• **STATED EXERCISE**
Omit every picture, then give all the entries again exactly.

___ AVAILABLE RECORDS

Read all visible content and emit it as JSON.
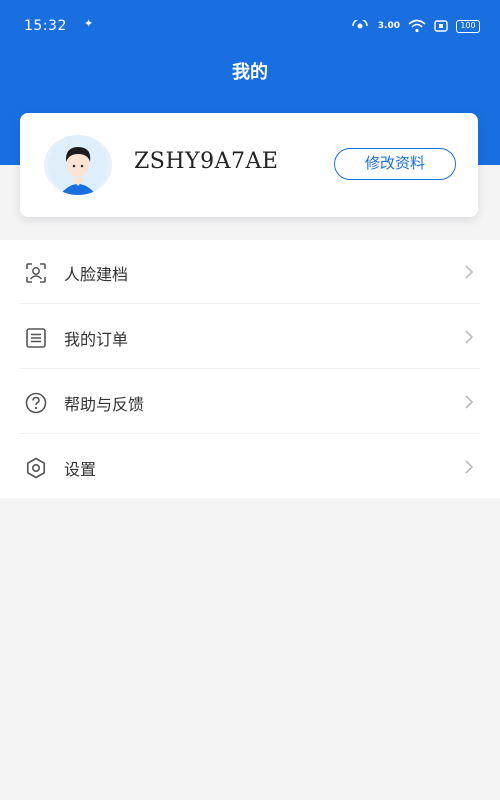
{
  "status_bar": {
    "time": "15:32",
    "signal_rate": "3.00",
    "battery": "100"
  },
  "header": {
    "title": "我的"
  },
  "profile": {
    "username": "ZSHY9A7AE",
    "edit_label": "修改资料"
  },
  "menu": {
    "items": [
      {
        "label": "人脸建档",
        "icon": "face-scan-icon"
      },
      {
        "label": "我的订单",
        "icon": "order-list-icon"
      },
      {
        "label": "帮助与反馈",
        "icon": "help-icon"
      },
      {
        "label": "设置",
        "icon": "settings-icon"
      }
    ]
  },
  "colors": {
    "primary": "#1a6fe0",
    "background": "#f4f4f5",
    "card": "#ffffff"
  }
}
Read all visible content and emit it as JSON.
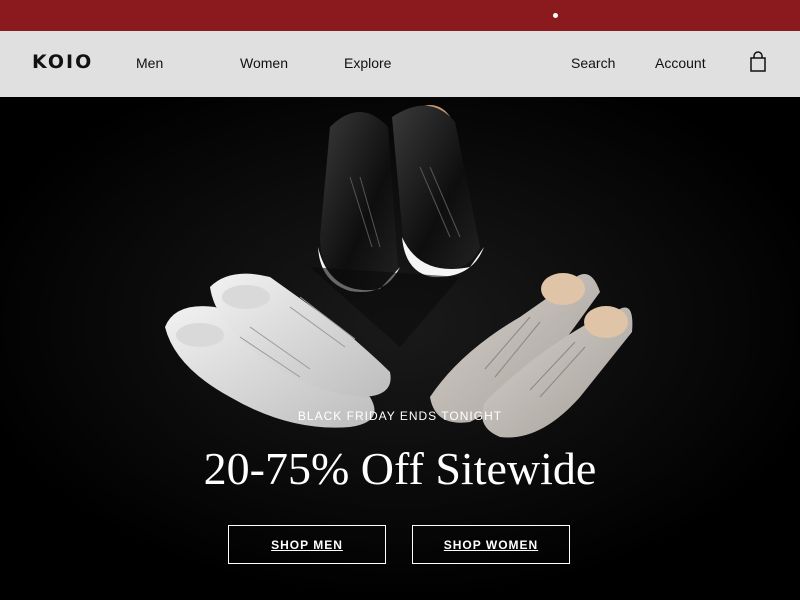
{
  "colors": {
    "announce_bar": "#8b1a1e",
    "nav_bg": "#e0e0e0",
    "hero_bg": "#000000"
  },
  "brand": {
    "logo": "KOIO"
  },
  "nav": {
    "men": "Men",
    "women": "Women",
    "explore": "Explore",
    "search": "Search",
    "account": "Account",
    "bag_icon": "shopping-bag-icon"
  },
  "hero": {
    "eyebrow": "Black Friday Ends Tonight",
    "headline": "20-75% Off Sitewide",
    "shop_men": "SHOP MEN",
    "shop_women": "SHOP WOMEN"
  }
}
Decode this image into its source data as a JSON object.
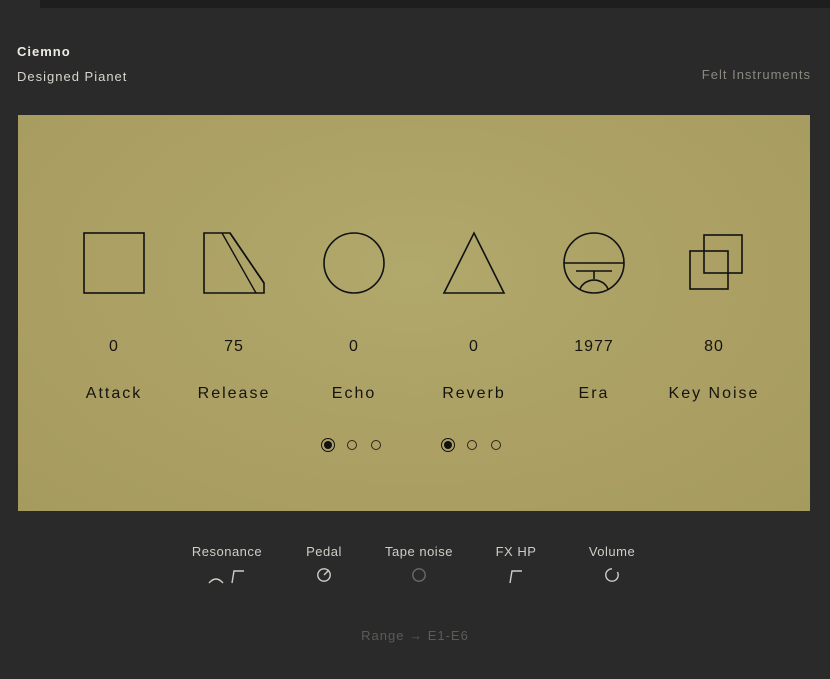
{
  "app": {
    "name": "Ciemno",
    "subtitle": "Designed Pianet",
    "maker": "Felt Instruments"
  },
  "controls": [
    {
      "icon": "square-icon",
      "value": "0",
      "label": "Attack"
    },
    {
      "icon": "trapezoid-icon",
      "value": "75",
      "label": "Release"
    },
    {
      "icon": "circle-icon",
      "value": "0",
      "label": "Echo"
    },
    {
      "icon": "triangle-icon",
      "value": "0",
      "label": "Reverb"
    },
    {
      "icon": "era-icon",
      "value": "1977",
      "label": "Era"
    },
    {
      "icon": "overlapping-squares-icon",
      "value": "80",
      "label": "Key Noise"
    }
  ],
  "echo_modes": {
    "selected": 1,
    "count": 3
  },
  "reverb_modes": {
    "selected": 1,
    "count": 3
  },
  "bottom": [
    {
      "label": "Resonance",
      "icon": "resonance-icon"
    },
    {
      "label": "Pedal",
      "icon": "pedal-toggle-icon"
    },
    {
      "label": "Tape noise",
      "icon": "tape-noise-toggle-icon"
    },
    {
      "label": "FX HP",
      "icon": "highpass-icon"
    },
    {
      "label": "Volume",
      "icon": "volume-knob-icon"
    }
  ],
  "range": "Range → E1-E6",
  "colors": {
    "panel": "#ada367",
    "background": "#2a2a2a",
    "ink": "#15140f"
  }
}
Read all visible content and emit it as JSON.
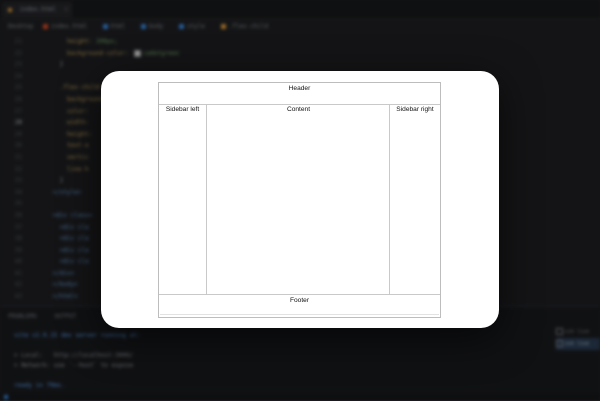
{
  "editor": {
    "tab": {
      "label": "index.html",
      "close": "×"
    },
    "breadcrumb": [
      "Desktop",
      "index.html",
      "html",
      "body",
      "style",
      ".flex-child"
    ],
    "line_numbers": [
      "21",
      "22",
      "23",
      "24",
      "25",
      "26",
      "27",
      "28",
      "29",
      "30",
      "31",
      "32",
      "33",
      "34",
      "35",
      "36",
      "37",
      "38",
      "39",
      "40",
      "41",
      "42",
      "43"
    ],
    "current_line": "28",
    "code_lines": [
      {
        "prop": "height:",
        "val": "200px;"
      },
      {
        "prop": "background-color:",
        "val": "cadetgreen"
      },
      {
        "plain": "}"
      },
      {
        "plain": ""
      },
      {
        "sel": ".flex-child {"
      },
      {
        "prop": "background",
        "val": ""
      },
      {
        "prop": "color:",
        "val": ""
      },
      {
        "prop": "width:",
        "val": ""
      },
      {
        "prop": "height:",
        "val": ""
      },
      {
        "prop": "text-a",
        "val": ""
      },
      {
        "prop": "vertic",
        "val": ""
      },
      {
        "prop": "line-h",
        "val": ""
      },
      {
        "plain": "}"
      },
      {
        "tag": "</style>"
      },
      {
        "plain": ""
      },
      {
        "tag": "<div class="
      },
      {
        "tag": "  <div cla"
      },
      {
        "tag": "  <div cla"
      },
      {
        "tag": "  <div cla"
      },
      {
        "tag": "  <div cla"
      },
      {
        "tag": "</div>"
      },
      {
        "tag": "</body>"
      },
      {
        "tag": "</html>"
      }
    ],
    "panel_tabs": [
      "PROBLEMS",
      "OUTPUT"
    ],
    "terminal": [
      "vite v2.9.15 dev server running at:",
      "",
      "> Local:   http://localhost:3000/",
      "> Network: use `--host` to expose",
      "",
      "ready in 79ms."
    ],
    "right_panel": [
      "zsh  live",
      "zsh  live"
    ]
  },
  "preview": {
    "header": "Header",
    "sidebar_left": "Sidebar left",
    "content": "Content",
    "sidebar_right": "Sidebar right",
    "footer": "Footer"
  },
  "colors": {
    "editor_bg": "#1f2023",
    "modal_bg": "#ffffff",
    "border": "#c9c9c9"
  }
}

______

• **RESULT BELOW**
Read all visible content and emit it as JSON.
{
  "status_bar": {
    "time": "15:32",
    "signal_rate": "3.00",
    "battery": "100"
  },
  "header": {
    "title": "我的"
  },
  "profile": {
    "username": "ZSHY9A7AE",
    "edit_label": "修改资料"
  },
  "menu": {
    "items": [
      {
        "label": "人脸建档",
        "icon": "face-scan-icon"
      },
      {
        "label": "我的订单",
        "icon": "order-list-icon"
      },
      {
        "label": "帮助与反馈",
        "icon": "help-icon"
      },
      {
        "label": "设置",
        "icon": "settings-icon"
      }
    ]
  },
  "colors": {
    "primary": "#1a6fe0",
    "background": "#f4f4f5",
    "card": "#ffffff"
  }
}
Read all visible content and emit it as JSON.
{
  "colors": {
    "announce_bar": "#8b1a1e",
    "nav_bg": "#e0e0e0",
    "hero_bg": "#000000"
  },
  "brand": {
    "logo": "KOIO"
  },
  "nav": {
    "men": "Men",
    "women": "Women",
    "explore": "Explore",
    "search": "Search",
    "account": "Account",
    "bag_icon": "shopping-bag-icon"
  },
  "hero": {
    "eyebrow": "Black Friday Ends Tonight",
    "headline": "20-75% Off Sitewide",
    "shop_men": "SHOP MEN",
    "shop_women": "SHOP WOMEN"
  }
}
Decode this image into its source data as a JSON object.
{
  "app": {
    "name": "Ciemno",
    "subtitle": "Designed Pianet",
    "maker": "Felt Instruments"
  },
  "controls": [
    {
      "icon": "square-icon",
      "value": "0",
      "label": "Attack"
    },
    {
      "icon": "trapezoid-icon",
      "value": "75",
      "label": "Release"
    },
    {
      "icon": "circle-icon",
      "value": "0",
      "label": "Echo"
    },
    {
      "icon": "triangle-icon",
      "value": "0",
      "label": "Reverb"
    },
    {
      "icon": "era-icon",
      "value": "1977",
      "label": "Era"
    },
    {
      "icon": "overlapping-squares-icon",
      "value": "80",
      "label": "Key Noise"
    }
  ],
  "echo_modes": {
    "selected": 1,
    "count": 3
  },
  "reverb_modes": {
    "selected": 1,
    "count": 3
  },
  "bottom": [
    {
      "label": "Resonance",
      "icon": "resonance-icon"
    },
    {
      "label": "Pedal",
      "icon": "pedal-toggle-icon"
    },
    {
      "label": "Tape noise",
      "icon": "tape-noise-toggle-icon"
    },
    {
      "label": "FX HP",
      "icon": "highpass-icon"
    },
    {
      "label": "Volume",
      "icon": "volume-knob-icon"
    }
  ],
  "range": "Range → E1-E6",
  "colors": {
    "panel": "#ada367",
    "background": "#2a2a2a",
    "ink": "#15140f"
  }
}
Read all visible content and emit it as JSON.
{
  "editor": {
    "tab": {
      "label": "index.html",
      "close": "×"
    },
    "breadcrumb": [
      "Desktop",
      "index.html",
      "html",
      "body",
      "style",
      ".flex-child"
    ],
    "line_numbers": [
      "21",
      "22",
      "23",
      "24",
      "25",
      "26",
      "27",
      "28",
      "29",
      "30",
      "31",
      "32",
      "33",
      "34",
      "35",
      "36",
      "37",
      "38",
      "39",
      "40",
      "41",
      "42",
      "43"
    ],
    "current_line": "28",
    "code_lines": [
      {
        "prop": "height:",
        "val": "200px;"
      },
      {
        "prop": "background-color:",
        "val": "cadetgreen"
      },
      {
        "plain": "}"
      },
      {
        "plain": ""
      },
      {
        "sel": ".flex-child {"
      },
      {
        "prop": "background",
        "val": ""
      },
      {
        "prop": "color:",
        "val": ""
      },
      {
        "prop": "width:",
        "val": ""
      },
      {
        "prop": "height:",
        "val": ""
      },
      {
        "prop": "text-a",
        "val": ""
      },
      {
        "prop": "vertic",
        "val": ""
      },
      {
        "prop": "line-h",
        "val": ""
      },
      {
        "plain": "}"
      },
      {
        "tag": "</style>"
      },
      {
        "plain": ""
      },
      {
        "tag": "<div class="
      },
      {
        "tag": "  <div cla"
      },
      {
        "tag": "  <div cla"
      },
      {
        "tag": "  <div cla"
      },
      {
        "tag": "  <div cla"
      },
      {
        "tag": "</div>"
      },
      {
        "tag": "</body>"
      },
      {
        "tag": "</html>"
      }
    ],
    "panel_tabs": [
      "PROBLEMS",
      "OUTPUT"
    ],
    "terminal": [
      "vite v2.9.15 dev server running at:",
      "",
      "> Local:   http://localhost:3000/",
      "> Network: use `--host` to expose",
      "",
      "ready in 79ms."
    ],
    "right_panel": [
      "zsh  live",
      "zsh  live"
    ]
  },
  "preview": {
    "header": "Header",
    "sidebar_left": "Sidebar left",
    "content": "Content",
    "sidebar_right": "Sidebar right",
    "footer": "Footer"
  },
  "colors": {
    "editor_bg": "#1f2023",
    "modal_bg": "#ffffff",
    "border": "#c9c9c9"
  }
}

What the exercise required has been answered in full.